■ Work to do ■
How many lines in this material include the string "Bliss"? Answer with the number and nothing further.

(Items listed in a dataset)
·····

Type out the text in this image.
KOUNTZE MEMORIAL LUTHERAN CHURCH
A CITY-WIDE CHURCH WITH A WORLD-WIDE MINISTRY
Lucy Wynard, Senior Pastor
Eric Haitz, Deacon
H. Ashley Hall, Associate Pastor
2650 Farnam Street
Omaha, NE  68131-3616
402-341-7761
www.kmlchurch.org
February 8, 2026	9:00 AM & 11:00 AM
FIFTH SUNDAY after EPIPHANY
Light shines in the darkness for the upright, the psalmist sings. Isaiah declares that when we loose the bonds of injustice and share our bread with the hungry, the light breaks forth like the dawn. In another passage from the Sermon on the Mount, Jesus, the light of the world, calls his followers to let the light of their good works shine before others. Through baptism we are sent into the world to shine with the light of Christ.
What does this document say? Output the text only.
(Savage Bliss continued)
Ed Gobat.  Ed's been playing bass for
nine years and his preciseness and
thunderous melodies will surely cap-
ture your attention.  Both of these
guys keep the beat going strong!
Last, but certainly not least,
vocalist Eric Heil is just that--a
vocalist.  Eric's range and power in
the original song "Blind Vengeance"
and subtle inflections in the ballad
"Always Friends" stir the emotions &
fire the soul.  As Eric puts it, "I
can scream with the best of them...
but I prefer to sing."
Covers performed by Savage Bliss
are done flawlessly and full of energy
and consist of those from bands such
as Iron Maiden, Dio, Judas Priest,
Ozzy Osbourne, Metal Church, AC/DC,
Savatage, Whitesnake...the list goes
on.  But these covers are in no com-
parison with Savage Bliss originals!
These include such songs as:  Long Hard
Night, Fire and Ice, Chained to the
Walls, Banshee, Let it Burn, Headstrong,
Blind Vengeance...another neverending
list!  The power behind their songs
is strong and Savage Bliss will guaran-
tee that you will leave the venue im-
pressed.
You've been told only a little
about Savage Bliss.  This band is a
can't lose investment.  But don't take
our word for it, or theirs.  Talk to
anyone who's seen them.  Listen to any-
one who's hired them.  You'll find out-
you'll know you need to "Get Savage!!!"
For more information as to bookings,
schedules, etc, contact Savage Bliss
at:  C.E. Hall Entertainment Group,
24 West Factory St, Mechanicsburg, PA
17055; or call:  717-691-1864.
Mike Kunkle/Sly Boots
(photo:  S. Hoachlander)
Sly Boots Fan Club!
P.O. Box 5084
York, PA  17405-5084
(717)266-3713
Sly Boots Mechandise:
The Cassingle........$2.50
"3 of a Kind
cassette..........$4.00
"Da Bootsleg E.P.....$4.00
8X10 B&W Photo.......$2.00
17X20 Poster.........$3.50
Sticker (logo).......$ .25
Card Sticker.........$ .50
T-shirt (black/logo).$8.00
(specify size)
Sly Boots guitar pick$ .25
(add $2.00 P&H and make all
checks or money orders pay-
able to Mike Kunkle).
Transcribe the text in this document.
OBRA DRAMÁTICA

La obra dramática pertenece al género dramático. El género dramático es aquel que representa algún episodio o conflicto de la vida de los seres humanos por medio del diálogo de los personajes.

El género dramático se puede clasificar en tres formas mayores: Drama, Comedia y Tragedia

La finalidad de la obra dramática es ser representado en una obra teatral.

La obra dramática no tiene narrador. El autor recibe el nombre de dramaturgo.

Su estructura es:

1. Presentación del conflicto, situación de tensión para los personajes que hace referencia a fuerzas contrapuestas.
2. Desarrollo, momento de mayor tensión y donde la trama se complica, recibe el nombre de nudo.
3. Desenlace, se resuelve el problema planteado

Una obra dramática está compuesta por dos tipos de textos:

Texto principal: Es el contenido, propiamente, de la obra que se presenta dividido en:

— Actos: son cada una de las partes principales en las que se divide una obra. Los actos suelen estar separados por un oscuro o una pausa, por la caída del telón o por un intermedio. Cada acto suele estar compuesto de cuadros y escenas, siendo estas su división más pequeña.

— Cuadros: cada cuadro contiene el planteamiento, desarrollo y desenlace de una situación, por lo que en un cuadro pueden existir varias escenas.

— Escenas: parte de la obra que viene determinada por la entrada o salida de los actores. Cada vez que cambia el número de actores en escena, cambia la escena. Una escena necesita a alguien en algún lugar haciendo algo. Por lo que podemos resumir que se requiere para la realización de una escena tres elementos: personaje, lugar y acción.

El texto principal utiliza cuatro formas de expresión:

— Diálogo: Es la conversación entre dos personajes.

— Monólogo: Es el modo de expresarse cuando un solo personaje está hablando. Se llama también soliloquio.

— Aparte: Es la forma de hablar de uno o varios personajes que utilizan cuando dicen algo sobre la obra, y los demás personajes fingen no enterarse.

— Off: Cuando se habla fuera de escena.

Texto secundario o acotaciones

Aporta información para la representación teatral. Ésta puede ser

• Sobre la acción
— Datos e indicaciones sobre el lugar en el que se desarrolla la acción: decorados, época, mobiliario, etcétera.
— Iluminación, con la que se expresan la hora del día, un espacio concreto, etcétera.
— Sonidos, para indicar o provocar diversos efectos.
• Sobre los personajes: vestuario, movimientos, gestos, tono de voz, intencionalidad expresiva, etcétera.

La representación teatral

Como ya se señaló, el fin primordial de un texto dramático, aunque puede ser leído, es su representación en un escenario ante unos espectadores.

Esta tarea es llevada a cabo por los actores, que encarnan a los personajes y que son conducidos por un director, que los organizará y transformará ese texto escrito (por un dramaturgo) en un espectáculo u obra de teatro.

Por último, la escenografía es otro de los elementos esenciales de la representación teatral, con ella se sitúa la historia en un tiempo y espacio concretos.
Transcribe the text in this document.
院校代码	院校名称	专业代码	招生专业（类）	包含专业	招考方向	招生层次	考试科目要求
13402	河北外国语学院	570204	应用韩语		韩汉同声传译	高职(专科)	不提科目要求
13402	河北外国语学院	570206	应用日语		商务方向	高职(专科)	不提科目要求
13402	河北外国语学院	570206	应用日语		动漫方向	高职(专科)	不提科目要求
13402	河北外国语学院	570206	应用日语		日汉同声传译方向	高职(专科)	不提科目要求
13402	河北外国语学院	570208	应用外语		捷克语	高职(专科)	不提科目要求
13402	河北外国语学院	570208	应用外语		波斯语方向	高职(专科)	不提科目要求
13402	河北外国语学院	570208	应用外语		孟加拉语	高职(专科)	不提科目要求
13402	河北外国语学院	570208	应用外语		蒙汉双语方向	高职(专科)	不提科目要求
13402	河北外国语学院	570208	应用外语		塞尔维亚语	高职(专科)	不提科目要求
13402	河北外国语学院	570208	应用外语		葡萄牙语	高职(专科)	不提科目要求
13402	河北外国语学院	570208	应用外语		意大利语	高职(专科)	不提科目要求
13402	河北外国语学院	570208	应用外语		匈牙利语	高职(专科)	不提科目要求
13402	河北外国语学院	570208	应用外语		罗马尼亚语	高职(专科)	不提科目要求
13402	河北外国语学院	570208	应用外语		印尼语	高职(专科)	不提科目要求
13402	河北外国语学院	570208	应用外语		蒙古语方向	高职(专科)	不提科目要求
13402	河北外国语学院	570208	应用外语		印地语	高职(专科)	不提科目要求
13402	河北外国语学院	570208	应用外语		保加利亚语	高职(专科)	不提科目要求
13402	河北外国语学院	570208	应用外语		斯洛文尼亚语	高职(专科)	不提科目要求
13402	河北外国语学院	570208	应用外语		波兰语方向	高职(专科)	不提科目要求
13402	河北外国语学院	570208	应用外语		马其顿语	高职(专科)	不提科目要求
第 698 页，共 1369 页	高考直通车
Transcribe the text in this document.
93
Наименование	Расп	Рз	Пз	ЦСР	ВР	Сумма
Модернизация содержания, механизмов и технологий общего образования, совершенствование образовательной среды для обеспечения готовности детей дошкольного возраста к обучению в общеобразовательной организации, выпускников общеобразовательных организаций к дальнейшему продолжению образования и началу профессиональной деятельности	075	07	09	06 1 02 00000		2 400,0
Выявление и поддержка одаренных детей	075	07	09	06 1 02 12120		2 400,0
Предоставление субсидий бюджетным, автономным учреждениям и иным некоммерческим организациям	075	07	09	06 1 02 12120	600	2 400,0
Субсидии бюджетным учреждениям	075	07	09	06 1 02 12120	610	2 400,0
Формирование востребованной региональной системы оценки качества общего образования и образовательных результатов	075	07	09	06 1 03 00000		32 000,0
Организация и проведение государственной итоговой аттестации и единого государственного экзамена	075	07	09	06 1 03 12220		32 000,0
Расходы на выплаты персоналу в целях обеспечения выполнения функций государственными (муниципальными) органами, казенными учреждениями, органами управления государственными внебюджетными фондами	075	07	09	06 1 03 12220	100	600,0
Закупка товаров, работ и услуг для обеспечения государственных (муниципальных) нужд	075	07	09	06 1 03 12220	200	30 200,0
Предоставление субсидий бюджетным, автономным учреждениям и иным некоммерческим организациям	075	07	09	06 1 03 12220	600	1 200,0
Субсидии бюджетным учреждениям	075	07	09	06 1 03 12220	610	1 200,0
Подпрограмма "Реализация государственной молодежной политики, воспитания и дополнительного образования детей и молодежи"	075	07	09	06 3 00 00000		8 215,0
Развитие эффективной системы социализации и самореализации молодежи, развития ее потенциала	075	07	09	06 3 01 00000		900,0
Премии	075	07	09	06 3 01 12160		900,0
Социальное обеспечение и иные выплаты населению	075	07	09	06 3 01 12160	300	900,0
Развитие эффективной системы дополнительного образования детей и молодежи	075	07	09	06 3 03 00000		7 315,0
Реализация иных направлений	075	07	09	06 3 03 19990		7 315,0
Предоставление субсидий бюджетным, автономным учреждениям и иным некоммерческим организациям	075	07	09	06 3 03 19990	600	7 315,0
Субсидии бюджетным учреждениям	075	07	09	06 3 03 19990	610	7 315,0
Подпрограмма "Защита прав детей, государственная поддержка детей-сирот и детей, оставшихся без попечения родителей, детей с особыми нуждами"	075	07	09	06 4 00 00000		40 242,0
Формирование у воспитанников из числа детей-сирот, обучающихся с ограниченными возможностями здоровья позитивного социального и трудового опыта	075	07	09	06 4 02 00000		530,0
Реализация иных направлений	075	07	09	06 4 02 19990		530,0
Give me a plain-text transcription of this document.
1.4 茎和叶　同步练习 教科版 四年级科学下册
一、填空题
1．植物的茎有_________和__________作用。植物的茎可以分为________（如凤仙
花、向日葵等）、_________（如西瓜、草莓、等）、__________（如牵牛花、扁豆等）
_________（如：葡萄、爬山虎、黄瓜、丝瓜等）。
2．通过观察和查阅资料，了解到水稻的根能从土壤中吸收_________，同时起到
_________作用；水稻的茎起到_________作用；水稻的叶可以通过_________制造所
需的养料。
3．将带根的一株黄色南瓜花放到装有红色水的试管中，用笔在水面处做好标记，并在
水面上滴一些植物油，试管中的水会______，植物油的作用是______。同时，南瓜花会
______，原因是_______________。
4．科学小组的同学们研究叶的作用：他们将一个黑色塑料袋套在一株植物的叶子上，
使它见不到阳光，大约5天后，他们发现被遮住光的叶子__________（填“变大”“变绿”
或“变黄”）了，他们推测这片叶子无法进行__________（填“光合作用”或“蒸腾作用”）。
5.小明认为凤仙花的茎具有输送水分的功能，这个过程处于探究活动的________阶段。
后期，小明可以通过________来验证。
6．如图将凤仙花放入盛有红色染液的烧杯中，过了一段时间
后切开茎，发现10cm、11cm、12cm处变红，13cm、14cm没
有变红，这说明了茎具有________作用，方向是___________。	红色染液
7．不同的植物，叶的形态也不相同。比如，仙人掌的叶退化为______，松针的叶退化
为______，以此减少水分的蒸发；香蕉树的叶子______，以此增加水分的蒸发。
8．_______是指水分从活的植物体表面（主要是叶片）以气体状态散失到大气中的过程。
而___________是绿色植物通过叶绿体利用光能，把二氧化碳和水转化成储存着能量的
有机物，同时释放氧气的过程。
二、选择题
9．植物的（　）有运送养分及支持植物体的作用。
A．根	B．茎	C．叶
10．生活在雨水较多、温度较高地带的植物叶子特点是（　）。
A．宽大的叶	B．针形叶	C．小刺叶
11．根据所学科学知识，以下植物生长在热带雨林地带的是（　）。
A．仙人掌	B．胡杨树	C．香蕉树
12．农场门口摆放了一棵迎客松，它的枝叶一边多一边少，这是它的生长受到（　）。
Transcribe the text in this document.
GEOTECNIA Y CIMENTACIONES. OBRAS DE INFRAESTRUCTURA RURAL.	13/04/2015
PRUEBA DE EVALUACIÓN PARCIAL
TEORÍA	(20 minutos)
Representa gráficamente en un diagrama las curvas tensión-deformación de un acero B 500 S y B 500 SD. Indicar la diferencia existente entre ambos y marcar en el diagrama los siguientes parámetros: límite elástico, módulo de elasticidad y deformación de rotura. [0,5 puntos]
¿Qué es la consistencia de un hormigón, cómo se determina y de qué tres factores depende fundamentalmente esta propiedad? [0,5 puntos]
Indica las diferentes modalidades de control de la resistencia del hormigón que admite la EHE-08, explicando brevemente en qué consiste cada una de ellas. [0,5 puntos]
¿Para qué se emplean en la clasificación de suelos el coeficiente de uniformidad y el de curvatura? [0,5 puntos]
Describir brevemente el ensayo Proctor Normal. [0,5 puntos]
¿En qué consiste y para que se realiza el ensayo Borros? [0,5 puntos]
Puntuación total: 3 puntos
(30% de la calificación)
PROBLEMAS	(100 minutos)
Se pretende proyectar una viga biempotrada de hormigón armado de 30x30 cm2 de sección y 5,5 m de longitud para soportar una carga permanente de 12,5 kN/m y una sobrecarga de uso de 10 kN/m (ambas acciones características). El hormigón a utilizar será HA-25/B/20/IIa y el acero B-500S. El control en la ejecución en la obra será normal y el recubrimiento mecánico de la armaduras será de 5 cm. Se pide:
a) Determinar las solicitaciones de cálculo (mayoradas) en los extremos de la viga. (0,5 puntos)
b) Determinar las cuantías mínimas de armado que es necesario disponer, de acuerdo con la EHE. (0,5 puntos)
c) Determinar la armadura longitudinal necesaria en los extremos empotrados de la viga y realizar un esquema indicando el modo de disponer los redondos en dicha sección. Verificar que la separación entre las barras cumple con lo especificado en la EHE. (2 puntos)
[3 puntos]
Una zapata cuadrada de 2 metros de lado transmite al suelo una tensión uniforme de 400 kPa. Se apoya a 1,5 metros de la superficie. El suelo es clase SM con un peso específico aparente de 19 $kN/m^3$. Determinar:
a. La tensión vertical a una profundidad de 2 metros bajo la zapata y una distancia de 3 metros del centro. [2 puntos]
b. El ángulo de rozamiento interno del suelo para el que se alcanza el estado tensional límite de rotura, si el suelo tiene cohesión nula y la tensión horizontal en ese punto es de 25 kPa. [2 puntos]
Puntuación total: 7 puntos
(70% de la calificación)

·····

■ Output for this exercise ■
6